Items listed in a dataset:
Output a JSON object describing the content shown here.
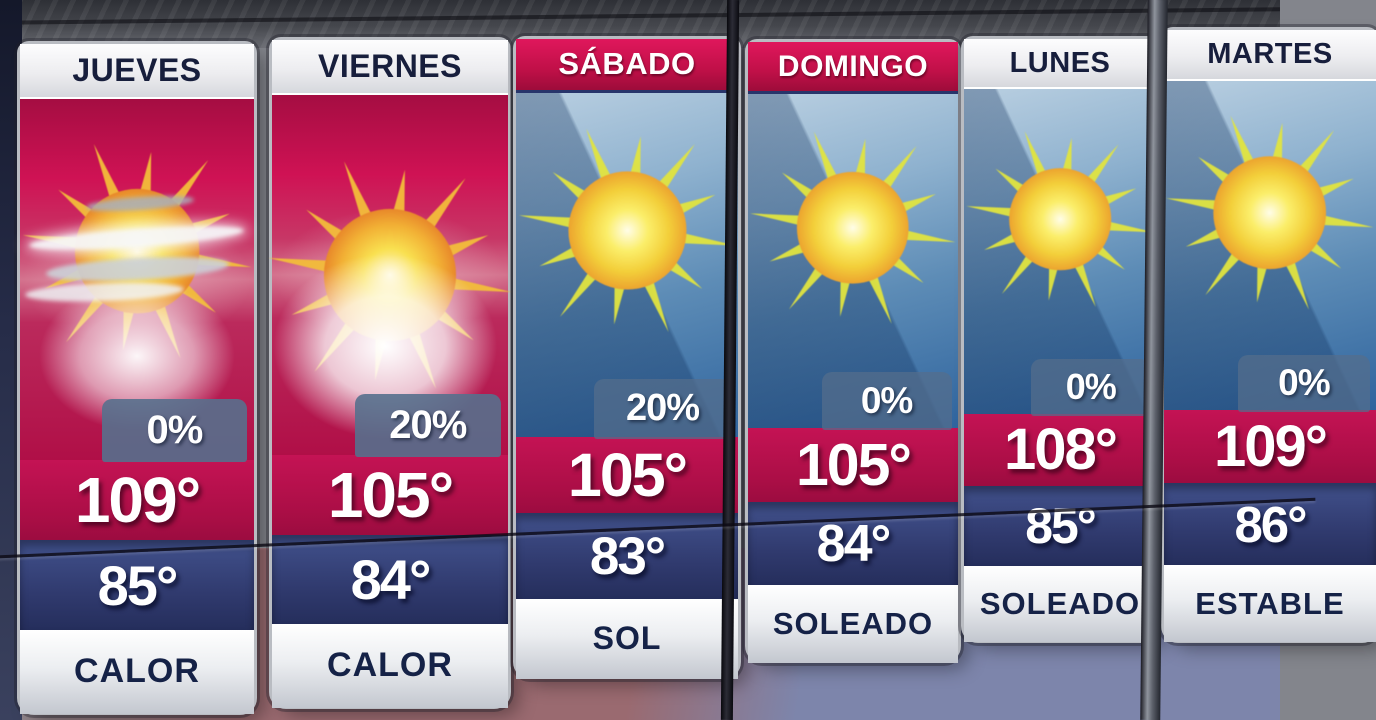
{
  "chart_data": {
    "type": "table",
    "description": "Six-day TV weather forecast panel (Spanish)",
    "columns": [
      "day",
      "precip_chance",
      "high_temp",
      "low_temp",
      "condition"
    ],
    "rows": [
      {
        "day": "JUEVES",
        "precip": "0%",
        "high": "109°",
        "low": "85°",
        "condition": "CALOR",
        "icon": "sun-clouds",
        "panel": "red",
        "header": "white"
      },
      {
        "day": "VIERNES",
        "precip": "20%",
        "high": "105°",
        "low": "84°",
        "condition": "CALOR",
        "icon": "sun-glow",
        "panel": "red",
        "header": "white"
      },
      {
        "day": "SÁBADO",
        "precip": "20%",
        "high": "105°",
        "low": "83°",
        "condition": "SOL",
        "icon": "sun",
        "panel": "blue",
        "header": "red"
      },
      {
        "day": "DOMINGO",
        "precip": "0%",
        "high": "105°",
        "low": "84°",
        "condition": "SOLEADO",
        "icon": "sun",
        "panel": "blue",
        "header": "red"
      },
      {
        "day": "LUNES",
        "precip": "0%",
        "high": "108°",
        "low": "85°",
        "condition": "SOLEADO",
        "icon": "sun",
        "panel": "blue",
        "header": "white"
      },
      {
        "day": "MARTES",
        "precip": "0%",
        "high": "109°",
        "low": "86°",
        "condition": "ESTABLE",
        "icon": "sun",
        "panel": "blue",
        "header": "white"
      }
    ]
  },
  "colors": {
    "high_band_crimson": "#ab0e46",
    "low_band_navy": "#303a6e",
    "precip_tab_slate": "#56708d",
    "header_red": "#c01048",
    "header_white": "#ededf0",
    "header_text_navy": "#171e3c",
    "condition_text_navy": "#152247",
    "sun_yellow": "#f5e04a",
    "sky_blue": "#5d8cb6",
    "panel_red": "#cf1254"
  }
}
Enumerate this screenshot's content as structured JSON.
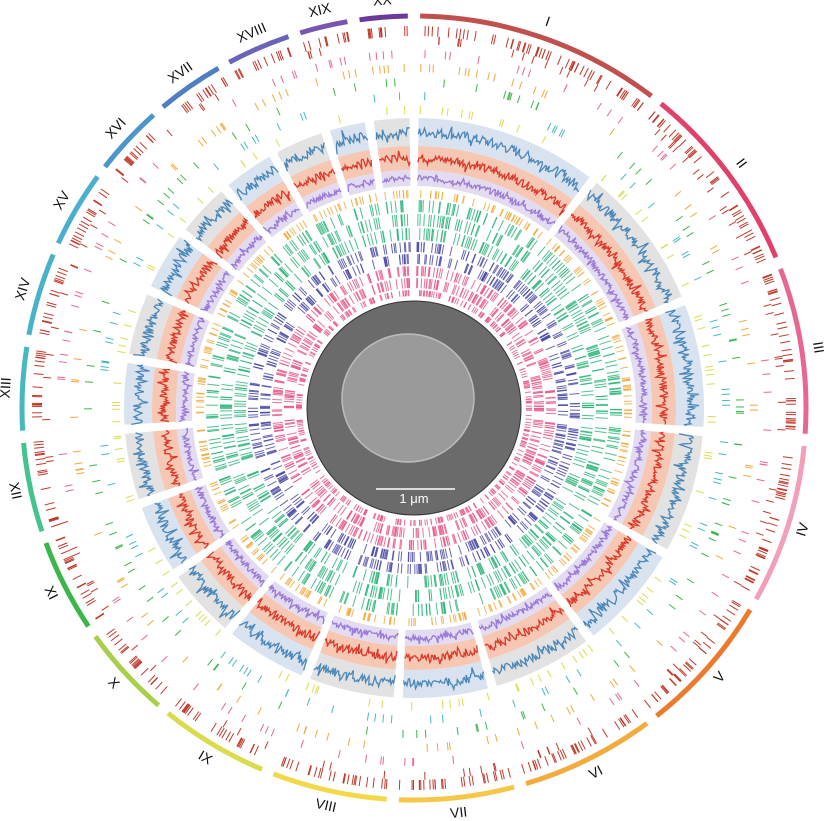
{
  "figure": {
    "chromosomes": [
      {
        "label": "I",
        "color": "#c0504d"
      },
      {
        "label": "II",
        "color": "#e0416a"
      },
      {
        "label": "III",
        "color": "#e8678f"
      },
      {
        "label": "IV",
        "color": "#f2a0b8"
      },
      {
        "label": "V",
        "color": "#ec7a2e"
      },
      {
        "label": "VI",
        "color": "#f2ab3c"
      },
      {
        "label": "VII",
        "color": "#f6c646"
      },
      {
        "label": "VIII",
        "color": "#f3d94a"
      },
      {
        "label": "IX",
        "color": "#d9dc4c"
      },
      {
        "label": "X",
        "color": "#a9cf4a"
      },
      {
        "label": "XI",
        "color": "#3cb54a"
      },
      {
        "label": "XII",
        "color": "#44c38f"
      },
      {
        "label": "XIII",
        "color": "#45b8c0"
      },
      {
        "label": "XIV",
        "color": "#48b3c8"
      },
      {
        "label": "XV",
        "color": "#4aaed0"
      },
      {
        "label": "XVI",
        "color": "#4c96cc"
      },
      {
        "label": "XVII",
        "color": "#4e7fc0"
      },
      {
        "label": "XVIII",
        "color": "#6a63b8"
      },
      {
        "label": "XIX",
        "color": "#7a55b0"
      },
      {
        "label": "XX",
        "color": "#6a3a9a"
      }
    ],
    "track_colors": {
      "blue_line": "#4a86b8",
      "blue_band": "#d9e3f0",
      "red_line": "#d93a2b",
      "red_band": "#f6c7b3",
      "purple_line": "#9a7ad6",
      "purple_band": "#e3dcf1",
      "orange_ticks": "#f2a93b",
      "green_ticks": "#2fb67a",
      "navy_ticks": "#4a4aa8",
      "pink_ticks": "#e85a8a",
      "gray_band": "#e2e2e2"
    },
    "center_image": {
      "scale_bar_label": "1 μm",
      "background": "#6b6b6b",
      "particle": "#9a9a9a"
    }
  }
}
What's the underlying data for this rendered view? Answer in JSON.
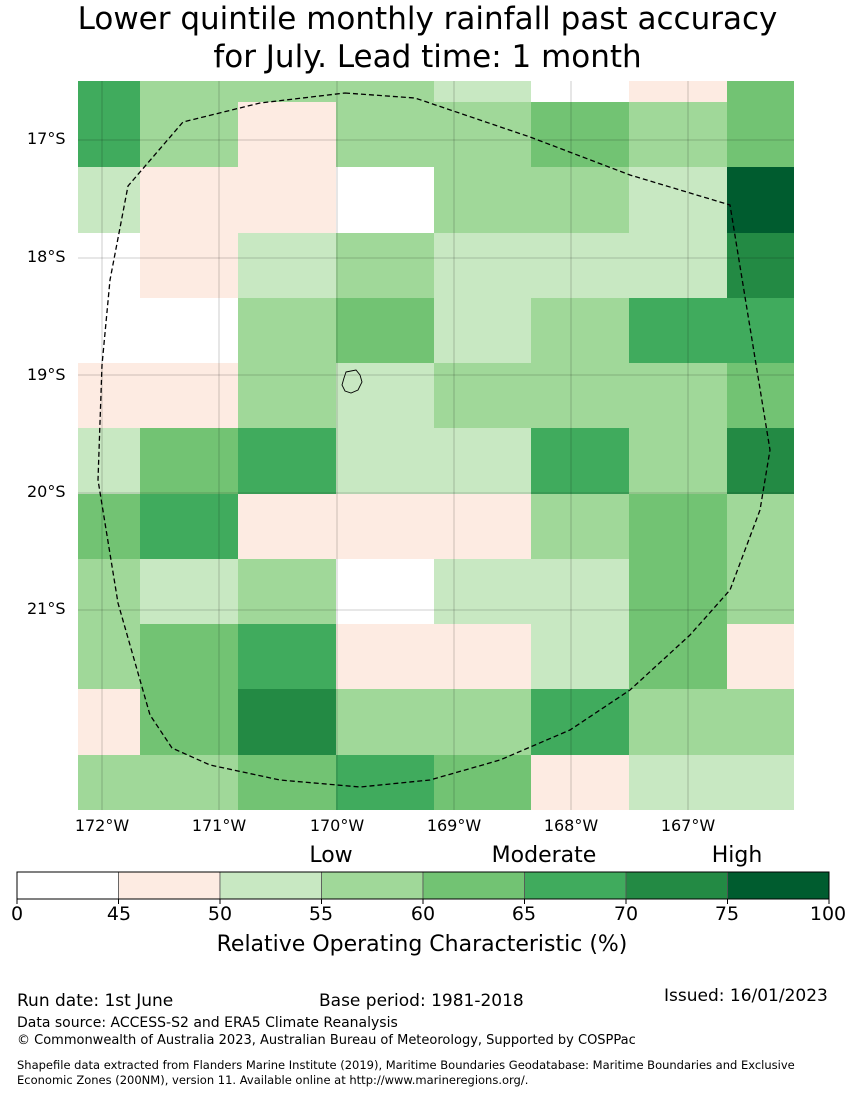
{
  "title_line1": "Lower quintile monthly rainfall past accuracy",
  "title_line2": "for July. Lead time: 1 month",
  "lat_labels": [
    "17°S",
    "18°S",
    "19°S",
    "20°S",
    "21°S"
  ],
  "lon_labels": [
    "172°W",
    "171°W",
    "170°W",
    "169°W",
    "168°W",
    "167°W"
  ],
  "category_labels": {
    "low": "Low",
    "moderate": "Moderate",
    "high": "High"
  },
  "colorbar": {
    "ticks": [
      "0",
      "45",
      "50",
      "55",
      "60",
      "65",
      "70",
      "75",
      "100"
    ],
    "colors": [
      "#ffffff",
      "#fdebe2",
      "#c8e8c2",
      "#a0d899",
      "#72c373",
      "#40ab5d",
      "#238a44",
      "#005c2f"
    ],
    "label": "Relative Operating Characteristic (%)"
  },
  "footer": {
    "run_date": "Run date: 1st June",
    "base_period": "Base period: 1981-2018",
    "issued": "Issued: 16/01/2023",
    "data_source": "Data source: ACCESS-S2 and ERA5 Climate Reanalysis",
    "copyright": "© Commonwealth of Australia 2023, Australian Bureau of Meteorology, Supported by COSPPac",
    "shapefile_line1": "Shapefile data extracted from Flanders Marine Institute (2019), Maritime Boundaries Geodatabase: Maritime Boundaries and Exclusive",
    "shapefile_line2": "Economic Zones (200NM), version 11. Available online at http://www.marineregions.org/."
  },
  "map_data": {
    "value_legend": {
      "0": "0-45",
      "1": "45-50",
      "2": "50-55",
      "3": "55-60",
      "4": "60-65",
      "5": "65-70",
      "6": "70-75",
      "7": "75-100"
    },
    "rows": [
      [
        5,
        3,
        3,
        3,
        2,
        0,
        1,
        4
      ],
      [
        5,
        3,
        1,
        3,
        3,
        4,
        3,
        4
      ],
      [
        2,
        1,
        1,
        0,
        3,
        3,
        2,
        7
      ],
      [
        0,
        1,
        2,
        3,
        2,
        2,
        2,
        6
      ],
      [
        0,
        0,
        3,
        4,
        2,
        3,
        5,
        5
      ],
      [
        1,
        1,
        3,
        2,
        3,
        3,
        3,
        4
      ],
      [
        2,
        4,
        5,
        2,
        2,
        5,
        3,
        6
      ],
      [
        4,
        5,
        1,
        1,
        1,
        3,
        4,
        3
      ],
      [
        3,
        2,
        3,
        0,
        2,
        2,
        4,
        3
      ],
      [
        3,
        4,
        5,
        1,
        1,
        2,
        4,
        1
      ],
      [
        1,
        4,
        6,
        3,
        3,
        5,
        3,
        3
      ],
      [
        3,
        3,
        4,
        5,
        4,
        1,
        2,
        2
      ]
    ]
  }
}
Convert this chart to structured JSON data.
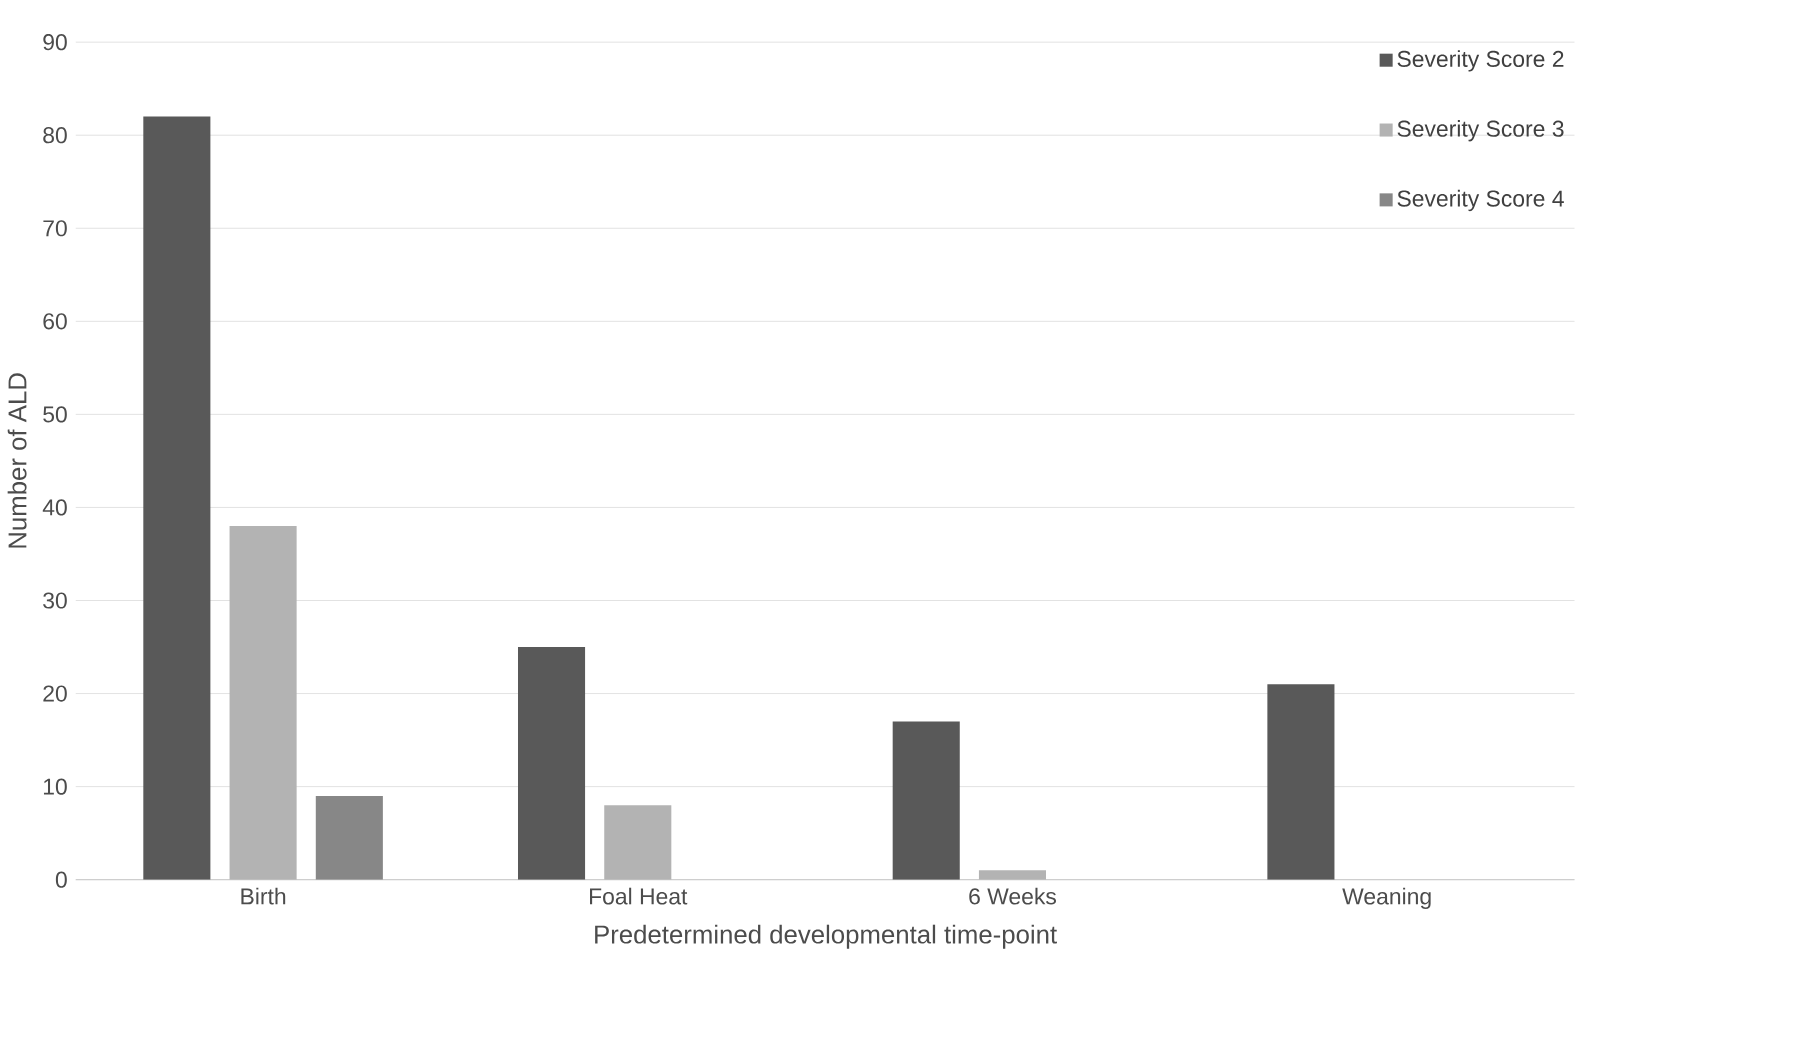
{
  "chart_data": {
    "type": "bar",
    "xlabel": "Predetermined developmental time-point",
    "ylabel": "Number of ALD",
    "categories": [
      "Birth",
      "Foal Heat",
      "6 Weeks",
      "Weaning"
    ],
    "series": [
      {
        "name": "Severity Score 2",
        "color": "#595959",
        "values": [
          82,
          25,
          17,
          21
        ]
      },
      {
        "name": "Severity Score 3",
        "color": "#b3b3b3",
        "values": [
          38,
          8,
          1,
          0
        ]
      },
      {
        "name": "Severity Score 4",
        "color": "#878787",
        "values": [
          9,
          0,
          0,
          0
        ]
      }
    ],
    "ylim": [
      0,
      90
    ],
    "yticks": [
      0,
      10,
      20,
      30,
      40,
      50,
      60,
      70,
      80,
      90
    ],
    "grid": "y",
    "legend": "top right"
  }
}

• [The task]
Quote every line of the records above exactly; no picture is to be copied.

• [Task solution]
Output a JSON object describing the content shown here.
{
  "chart_data": {
    "type": "table",
    "description": "Six-day TV weather forecast panel (Spanish)",
    "columns": [
      "day",
      "precip_chance",
      "high_temp",
      "low_temp",
      "condition"
    ],
    "rows": [
      {
        "day": "JUEVES",
        "precip": "0%",
        "high": "109°",
        "low": "85°",
        "condition": "CALOR",
        "icon": "sun-clouds",
        "panel": "red",
        "header": "white"
      },
      {
        "day": "VIERNES",
        "precip": "20%",
        "high": "105°",
        "low": "84°",
        "condition": "CALOR",
        "icon": "sun-glow",
        "panel": "red",
        "header": "white"
      },
      {
        "day": "SÁBADO",
        "precip": "20%",
        "high": "105°",
        "low": "83°",
        "condition": "SOL",
        "icon": "sun",
        "panel": "blue",
        "header": "red"
      },
      {
        "day": "DOMINGO",
        "precip": "0%",
        "high": "105°",
        "low": "84°",
        "condition": "SOLEADO",
        "icon": "sun",
        "panel": "blue",
        "header": "red"
      },
      {
        "day": "LUNES",
        "precip": "0%",
        "high": "108°",
        "low": "85°",
        "condition": "SOLEADO",
        "icon": "sun",
        "panel": "blue",
        "header": "white"
      },
      {
        "day": "MARTES",
        "precip": "0%",
        "high": "109°",
        "low": "86°",
        "condition": "ESTABLE",
        "icon": "sun",
        "panel": "blue",
        "header": "white"
      }
    ]
  },
  "colors": {
    "high_band_crimson": "#ab0e46",
    "low_band_navy": "#303a6e",
    "precip_tab_slate": "#56708d",
    "header_red": "#c01048",
    "header_white": "#ededf0",
    "header_text_navy": "#171e3c",
    "condition_text_navy": "#152247",
    "sun_yellow": "#f5e04a",
    "sky_blue": "#5d8cb6",
    "panel_red": "#cf1254"
  }
}
Enumerate this screenshot's content as structured JSON.
{
  "figure": {
    "chromosomes": [
      {
        "label": "I",
        "color": "#c0504d"
      },
      {
        "label": "II",
        "color": "#e0416a"
      },
      {
        "label": "III",
        "color": "#e8678f"
      },
      {
        "label": "IV",
        "color": "#f2a0b8"
      },
      {
        "label": "V",
        "color": "#ec7a2e"
      },
      {
        "label": "VI",
        "color": "#f2ab3c"
      },
      {
        "label": "VII",
        "color": "#f6c646"
      },
      {
        "label": "VIII",
        "color": "#f3d94a"
      },
      {
        "label": "IX",
        "color": "#d9dc4c"
      },
      {
        "label": "X",
        "color": "#a9cf4a"
      },
      {
        "label": "XI",
        "color": "#3cb54a"
      },
      {
        "label": "XII",
        "color": "#44c38f"
      },
      {
        "label": "XIII",
        "color": "#45b8c0"
      },
      {
        "label": "XIV",
        "color": "#48b3c8"
      },
      {
        "label": "XV",
        "color": "#4aaed0"
      },
      {
        "label": "XVI",
        "color": "#4c96cc"
      },
      {
        "label": "XVII",
        "color": "#4e7fc0"
      },
      {
        "label": "XVIII",
        "color": "#6a63b8"
      },
      {
        "label": "XIX",
        "color": "#7a55b0"
      },
      {
        "label": "XX",
        "color": "#6a3a9a"
      }
    ],
    "track_colors": {
      "blue_line": "#4a86b8",
      "blue_band": "#d9e3f0",
      "red_line": "#d93a2b",
      "red_band": "#f6c7b3",
      "purple_line": "#9a7ad6",
      "purple_band": "#e3dcf1",
      "orange_ticks": "#f2a93b",
      "green_ticks": "#2fb67a",
      "navy_ticks": "#4a4aa8",
      "pink_ticks": "#e85a8a",
      "gray_band": "#e2e2e2"
    },
    "center_image": {
      "scale_bar_label": "1 μm",
      "background": "#6b6b6b",
      "particle": "#9a9a9a"
    }
  }
}
What's the underlying data for this rendered view? Answer in JSON.
{
  "title_line1": "Lower quintile monthly rainfall past accuracy",
  "title_line2": "for July. Lead time: 1 month",
  "lat_labels": [
    "17°S",
    "18°S",
    "19°S",
    "20°S",
    "21°S"
  ],
  "lon_labels": [
    "172°W",
    "171°W",
    "170°W",
    "169°W",
    "168°W",
    "167°W"
  ],
  "category_labels": {
    "low": "Low",
    "moderate": "Moderate",
    "high": "High"
  },
  "colorbar": {
    "ticks": [
      "0",
      "45",
      "50",
      "55",
      "60",
      "65",
      "70",
      "75",
      "100"
    ],
    "colors": [
      "#ffffff",
      "#fdebe2",
      "#c8e8c2",
      "#a0d899",
      "#72c373",
      "#40ab5d",
      "#238a44",
      "#005c2f"
    ],
    "label": "Relative Operating Characteristic (%)"
  },
  "footer": {
    "run_date": "Run date: 1st June",
    "base_period": "Base period: 1981-2018",
    "issued": "Issued: 16/01/2023",
    "data_source": "Data source: ACCESS-S2 and ERA5 Climate Reanalysis",
    "copyright": "© Commonwealth of Australia 2023, Australian Bureau of Meteorology, Supported by COSPPac",
    "shapefile_line1": "Shapefile data extracted from Flanders Marine Institute (2019), Maritime Boundaries Geodatabase: Maritime Boundaries and Exclusive",
    "shapefile_line2": "Economic Zones (200NM), version 11. Available online at http://www.marineregions.org/."
  },
  "map_data": {
    "value_legend": {
      "0": "0-45",
      "1": "45-50",
      "2": "50-55",
      "3": "55-60",
      "4": "60-65",
      "5": "65-70",
      "6": "70-75",
      "7": "75-100"
    },
    "rows": [
      [
        5,
        3,
        3,
        3,
        2,
        0,
        1,
        4
      ],
      [
        5,
        3,
        1,
        3,
        3,
        4,
        3,
        4
      ],
      [
        2,
        1,
        1,
        0,
        3,
        3,
        2,
        7
      ],
      [
        0,
        1,
        2,
        3,
        2,
        2,
        2,
        6
      ],
      [
        0,
        0,
        3,
        4,
        2,
        3,
        5,
        5
      ],
      [
        1,
        1,
        3,
        2,
        3,
        3,
        3,
        4
      ],
      [
        2,
        4,
        5,
        2,
        2,
        5,
        3,
        6
      ],
      [
        4,
        5,
        1,
        1,
        1,
        3,
        4,
        3
      ],
      [
        3,
        2,
        3,
        0,
        2,
        2,
        4,
        3
      ],
      [
        3,
        4,
        5,
        1,
        1,
        2,
        4,
        1
      ],
      [
        1,
        4,
        6,
        3,
        3,
        5,
        3,
        3
      ],
      [
        3,
        3,
        4,
        5,
        4,
        1,
        2,
        2
      ]
    ]
  }
}
Convert this chart to structured JSON data.
{
  "chart_data": {
    "type": "bar",
    "xlabel": "Predetermined developmental time-point",
    "ylabel": "Number of ALD",
    "categories": [
      "Birth",
      "Foal Heat",
      "6 Weeks",
      "Weaning"
    ],
    "series": [
      {
        "name": "Severity Score 2",
        "color": "#595959",
        "values": [
          82,
          25,
          17,
          21
        ]
      },
      {
        "name": "Severity Score 3",
        "color": "#b3b3b3",
        "values": [
          38,
          8,
          1,
          0
        ]
      },
      {
        "name": "Severity Score 4",
        "color": "#878787",
        "values": [
          9,
          0,
          0,
          0
        ]
      }
    ],
    "ylim": [
      0,
      90
    ],
    "yticks": [
      0,
      10,
      20,
      30,
      40,
      50,
      60,
      70,
      80,
      90
    ],
    "grid": "y",
    "legend": "top right"
  }
}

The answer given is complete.